-- Begin Record list --

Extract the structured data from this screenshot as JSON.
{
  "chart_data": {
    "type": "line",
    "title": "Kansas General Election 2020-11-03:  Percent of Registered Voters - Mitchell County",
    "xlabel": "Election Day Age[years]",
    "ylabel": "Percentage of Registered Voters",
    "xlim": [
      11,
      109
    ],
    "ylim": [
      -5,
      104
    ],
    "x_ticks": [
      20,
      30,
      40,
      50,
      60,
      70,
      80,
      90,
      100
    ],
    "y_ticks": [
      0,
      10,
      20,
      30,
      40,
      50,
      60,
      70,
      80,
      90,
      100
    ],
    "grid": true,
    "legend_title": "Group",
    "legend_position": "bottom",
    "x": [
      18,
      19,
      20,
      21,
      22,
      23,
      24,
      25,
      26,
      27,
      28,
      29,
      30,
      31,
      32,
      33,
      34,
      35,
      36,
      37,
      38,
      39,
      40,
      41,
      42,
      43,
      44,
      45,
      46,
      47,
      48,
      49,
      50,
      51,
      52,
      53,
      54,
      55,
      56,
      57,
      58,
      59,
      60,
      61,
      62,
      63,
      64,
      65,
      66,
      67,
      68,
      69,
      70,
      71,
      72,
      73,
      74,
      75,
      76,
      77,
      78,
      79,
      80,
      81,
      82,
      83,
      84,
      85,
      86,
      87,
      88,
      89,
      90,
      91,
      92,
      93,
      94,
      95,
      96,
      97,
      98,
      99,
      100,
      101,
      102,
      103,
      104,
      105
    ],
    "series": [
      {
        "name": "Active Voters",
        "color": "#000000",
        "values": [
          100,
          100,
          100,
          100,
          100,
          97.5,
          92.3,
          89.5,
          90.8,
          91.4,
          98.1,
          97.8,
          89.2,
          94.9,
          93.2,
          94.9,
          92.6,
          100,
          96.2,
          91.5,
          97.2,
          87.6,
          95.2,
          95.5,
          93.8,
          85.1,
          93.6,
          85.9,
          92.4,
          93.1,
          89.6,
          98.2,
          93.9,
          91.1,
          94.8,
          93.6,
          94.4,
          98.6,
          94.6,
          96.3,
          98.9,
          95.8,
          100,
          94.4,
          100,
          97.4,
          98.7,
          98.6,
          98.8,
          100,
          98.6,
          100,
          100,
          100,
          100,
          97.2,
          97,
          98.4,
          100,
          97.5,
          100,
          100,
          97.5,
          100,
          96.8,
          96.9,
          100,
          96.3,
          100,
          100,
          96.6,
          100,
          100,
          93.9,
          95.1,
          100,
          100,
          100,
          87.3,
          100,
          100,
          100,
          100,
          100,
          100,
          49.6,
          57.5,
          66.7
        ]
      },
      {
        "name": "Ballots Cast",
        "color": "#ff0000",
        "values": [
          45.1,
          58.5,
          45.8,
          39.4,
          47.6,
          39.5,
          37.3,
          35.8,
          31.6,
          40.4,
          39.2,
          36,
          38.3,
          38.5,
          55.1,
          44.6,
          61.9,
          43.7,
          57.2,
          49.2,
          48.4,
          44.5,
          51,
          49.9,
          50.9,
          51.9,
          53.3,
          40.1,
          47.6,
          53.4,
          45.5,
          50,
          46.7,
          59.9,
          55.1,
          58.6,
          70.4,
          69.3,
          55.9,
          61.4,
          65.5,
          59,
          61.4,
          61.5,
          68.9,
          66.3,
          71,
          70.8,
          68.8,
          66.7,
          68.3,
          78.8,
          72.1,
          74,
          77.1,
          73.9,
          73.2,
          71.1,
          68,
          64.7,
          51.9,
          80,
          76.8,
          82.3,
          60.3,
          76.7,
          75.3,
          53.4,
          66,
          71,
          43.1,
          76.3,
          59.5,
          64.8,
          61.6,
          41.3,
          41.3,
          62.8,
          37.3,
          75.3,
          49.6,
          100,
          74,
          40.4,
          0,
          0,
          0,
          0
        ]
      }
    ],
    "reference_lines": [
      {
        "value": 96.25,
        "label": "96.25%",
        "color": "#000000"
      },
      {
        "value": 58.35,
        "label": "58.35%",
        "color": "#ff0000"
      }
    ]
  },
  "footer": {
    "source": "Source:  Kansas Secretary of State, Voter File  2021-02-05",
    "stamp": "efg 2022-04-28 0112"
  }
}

-- End Record list --

• **Task details**:
Extract the listing in its entirety and repeat it exactly.

• **Correct output**:
Extract the structured data from this screenshot as JSON.
{
  "chart_data": {
    "type": "line",
    "title": "Kansas General Election 2020-11-03:  Percent of Registered Voters - Mitchell County",
    "xlabel": "Election Day Age[years]",
    "ylabel": "Percentage of Registered Voters",
    "xlim": [
      11,
      109
    ],
    "ylim": [
      -5,
      104
    ],
    "x_ticks": [
      20,
      30,
      40,
      50,
      60,
      70,
      80,
      90,
      100
    ],
    "y_ticks": [
      0,
      10,
      20,
      30,
      40,
      50,
      60,
      70,
      80,
      90,
      100
    ],
    "grid": true,
    "legend_title": "Group",
    "legend_position": "bottom",
    "x": [
      18,
      19,
      20,
      21,
      22,
      23,
      24,
      25,
      26,
      27,
      28,
      29,
      30,
      31,
      32,
      33,
      34,
      35,
      36,
      37,
      38,
      39,
      40,
      41,
      42,
      43,
      44,
      45,
      46,
      47,
      48,
      49,
      50,
      51,
      52,
      53,
      54,
      55,
      56,
      57,
      58,
      59,
      60,
      61,
      62,
      63,
      64,
      65,
      66,
      67,
      68,
      69,
      70,
      71,
      72,
      73,
      74,
      75,
      76,
      77,
      78,
      79,
      80,
      81,
      82,
      83,
      84,
      85,
      86,
      87,
      88,
      89,
      90,
      91,
      92,
      93,
      94,
      95,
      96,
      97,
      98,
      99,
      100,
      101,
      102,
      103,
      104,
      105
    ],
    "series": [
      {
        "name": "Active Voters",
        "color": "#000000",
        "values": [
          100,
          100,
          100,
          100,
          100,
          97.5,
          92.3,
          89.5,
          90.8,
          91.4,
          98.1,
          97.8,
          89.2,
          94.9,
          93.2,
          94.9,
          92.6,
          100,
          96.2,
          91.5,
          97.2,
          87.6,
          95.2,
          95.5,
          93.8,
          85.1,
          93.6,
          85.9,
          92.4,
          93.1,
          89.6,
          98.2,
          93.9,
          91.1,
          94.8,
          93.6,
          94.4,
          98.6,
          94.6,
          96.3,
          98.9,
          95.8,
          100,
          94.4,
          100,
          97.4,
          98.7,
          98.6,
          98.8,
          100,
          98.6,
          100,
          100,
          100,
          100,
          97.2,
          97,
          98.4,
          100,
          97.5,
          100,
          100,
          97.5,
          100,
          96.8,
          96.9,
          100,
          96.3,
          100,
          100,
          96.6,
          100,
          100,
          93.9,
          95.1,
          100,
          100,
          100,
          87.3,
          100,
          100,
          100,
          100,
          100,
          100,
          49.6,
          57.5,
          66.7
        ]
      },
      {
        "name": "Ballots Cast",
        "color": "#ff0000",
        "values": [
          45.1,
          58.5,
          45.8,
          39.4,
          47.6,
          39.5,
          37.3,
          35.8,
          31.6,
          40.4,
          39.2,
          36,
          38.3,
          38.5,
          55.1,
          44.6,
          61.9,
          43.7,
          57.2,
          49.2,
          48.4,
          44.5,
          51,
          49.9,
          50.9,
          51.9,
          53.3,
          40.1,
          47.6,
          53.4,
          45.5,
          50,
          46.7,
          59.9,
          55.1,
          58.6,
          70.4,
          69.3,
          55.9,
          61.4,
          65.5,
          59,
          61.4,
          61.5,
          68.9,
          66.3,
          71,
          70.8,
          68.8,
          66.7,
          68.3,
          78.8,
          72.1,
          74,
          77.1,
          73.9,
          73.2,
          71.1,
          68,
          64.7,
          51.9,
          80,
          76.8,
          82.3,
          60.3,
          76.7,
          75.3,
          53.4,
          66,
          71,
          43.1,
          76.3,
          59.5,
          64.8,
          61.6,
          41.3,
          41.3,
          62.8,
          37.3,
          75.3,
          49.6,
          100,
          74,
          40.4,
          0,
          0,
          0,
          0
        ]
      }
    ],
    "reference_lines": [
      {
        "value": 96.25,
        "label": "96.25%",
        "color": "#000000"
      },
      {
        "value": 58.35,
        "label": "58.35%",
        "color": "#ff0000"
      }
    ]
  },
  "footer": {
    "source": "Source:  Kansas Secretary of State, Voter File  2021-02-05",
    "stamp": "efg 2022-04-28 0112"
  }
}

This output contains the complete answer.